Coordinate annotation records:
* Begin *
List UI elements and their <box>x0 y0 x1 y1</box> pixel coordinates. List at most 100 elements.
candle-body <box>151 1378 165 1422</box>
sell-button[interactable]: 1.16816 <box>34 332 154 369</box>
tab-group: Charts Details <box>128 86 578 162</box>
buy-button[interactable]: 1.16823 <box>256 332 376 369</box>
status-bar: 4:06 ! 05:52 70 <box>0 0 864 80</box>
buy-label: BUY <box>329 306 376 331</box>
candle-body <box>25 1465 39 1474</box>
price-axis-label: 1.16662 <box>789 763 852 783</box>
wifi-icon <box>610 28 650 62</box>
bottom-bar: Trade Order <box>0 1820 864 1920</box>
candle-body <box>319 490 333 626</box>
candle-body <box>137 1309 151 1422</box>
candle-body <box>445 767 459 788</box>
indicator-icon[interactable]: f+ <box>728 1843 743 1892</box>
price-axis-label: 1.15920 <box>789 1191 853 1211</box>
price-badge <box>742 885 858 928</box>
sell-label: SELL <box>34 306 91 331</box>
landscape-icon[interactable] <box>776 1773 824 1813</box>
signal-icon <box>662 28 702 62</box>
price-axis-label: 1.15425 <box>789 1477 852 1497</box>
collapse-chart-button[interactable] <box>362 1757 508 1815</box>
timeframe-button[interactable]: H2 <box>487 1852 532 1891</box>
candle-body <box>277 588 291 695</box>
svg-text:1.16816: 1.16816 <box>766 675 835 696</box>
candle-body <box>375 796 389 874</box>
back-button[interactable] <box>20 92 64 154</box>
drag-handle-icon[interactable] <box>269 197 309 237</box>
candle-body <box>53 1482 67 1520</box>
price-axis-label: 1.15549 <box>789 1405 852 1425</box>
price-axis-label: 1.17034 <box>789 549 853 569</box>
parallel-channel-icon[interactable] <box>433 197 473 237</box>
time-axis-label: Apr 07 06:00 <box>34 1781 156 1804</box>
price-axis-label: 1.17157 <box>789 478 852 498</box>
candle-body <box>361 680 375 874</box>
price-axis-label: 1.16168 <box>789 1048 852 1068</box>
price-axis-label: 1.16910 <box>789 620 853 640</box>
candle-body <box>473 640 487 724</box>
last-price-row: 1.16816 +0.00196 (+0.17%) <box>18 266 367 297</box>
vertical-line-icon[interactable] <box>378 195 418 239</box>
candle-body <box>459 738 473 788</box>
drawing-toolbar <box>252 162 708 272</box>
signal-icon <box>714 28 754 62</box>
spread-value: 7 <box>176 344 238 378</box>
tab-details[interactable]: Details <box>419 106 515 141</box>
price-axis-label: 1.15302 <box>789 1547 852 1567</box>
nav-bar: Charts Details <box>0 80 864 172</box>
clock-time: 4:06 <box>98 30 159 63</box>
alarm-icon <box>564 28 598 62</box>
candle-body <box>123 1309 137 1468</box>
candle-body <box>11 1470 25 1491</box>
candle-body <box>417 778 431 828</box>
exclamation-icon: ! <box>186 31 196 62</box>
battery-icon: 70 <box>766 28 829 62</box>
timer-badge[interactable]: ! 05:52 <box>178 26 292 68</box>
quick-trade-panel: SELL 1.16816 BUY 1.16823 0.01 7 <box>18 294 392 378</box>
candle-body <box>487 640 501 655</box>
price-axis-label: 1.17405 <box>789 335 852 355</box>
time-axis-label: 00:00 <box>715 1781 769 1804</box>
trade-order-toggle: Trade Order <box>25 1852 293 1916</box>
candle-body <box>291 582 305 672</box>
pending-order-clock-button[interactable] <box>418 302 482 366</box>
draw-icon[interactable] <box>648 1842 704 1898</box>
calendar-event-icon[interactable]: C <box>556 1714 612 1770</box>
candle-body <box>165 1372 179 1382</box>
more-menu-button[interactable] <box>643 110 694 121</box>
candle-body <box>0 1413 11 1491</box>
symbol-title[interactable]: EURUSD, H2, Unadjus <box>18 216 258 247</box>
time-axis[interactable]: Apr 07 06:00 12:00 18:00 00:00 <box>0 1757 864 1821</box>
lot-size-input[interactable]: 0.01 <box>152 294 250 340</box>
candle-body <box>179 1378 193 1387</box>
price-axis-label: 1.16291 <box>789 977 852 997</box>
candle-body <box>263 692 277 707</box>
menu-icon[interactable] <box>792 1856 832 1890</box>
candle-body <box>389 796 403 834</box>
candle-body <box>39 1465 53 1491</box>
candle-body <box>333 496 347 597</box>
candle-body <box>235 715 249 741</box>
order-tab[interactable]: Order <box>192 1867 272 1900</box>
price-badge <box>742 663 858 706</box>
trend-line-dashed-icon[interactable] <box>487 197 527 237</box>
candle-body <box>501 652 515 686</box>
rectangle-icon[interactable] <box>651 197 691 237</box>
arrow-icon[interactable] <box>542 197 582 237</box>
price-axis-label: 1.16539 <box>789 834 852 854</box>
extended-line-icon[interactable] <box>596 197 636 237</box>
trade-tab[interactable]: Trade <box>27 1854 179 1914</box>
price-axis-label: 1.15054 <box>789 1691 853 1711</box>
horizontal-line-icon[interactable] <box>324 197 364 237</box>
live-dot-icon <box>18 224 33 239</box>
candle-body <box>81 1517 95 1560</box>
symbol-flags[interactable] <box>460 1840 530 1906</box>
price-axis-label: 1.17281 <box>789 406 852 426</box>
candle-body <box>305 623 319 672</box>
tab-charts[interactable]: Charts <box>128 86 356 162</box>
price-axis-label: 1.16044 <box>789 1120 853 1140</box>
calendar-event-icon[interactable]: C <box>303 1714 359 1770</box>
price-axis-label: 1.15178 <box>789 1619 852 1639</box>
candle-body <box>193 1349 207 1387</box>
* End *
Copy everything from the start of the data down to the line containing "tab-group: Charts Details", both ends included, keeping each line unchanged.

List UI elements and their <box>x0 y0 x1 y1</box> pixel coordinates. List at most 100 elements.
candle-body <box>151 1378 165 1422</box>
sell-button[interactable]: 1.16816 <box>34 332 154 369</box>
tab-group: Charts Details <box>128 86 578 162</box>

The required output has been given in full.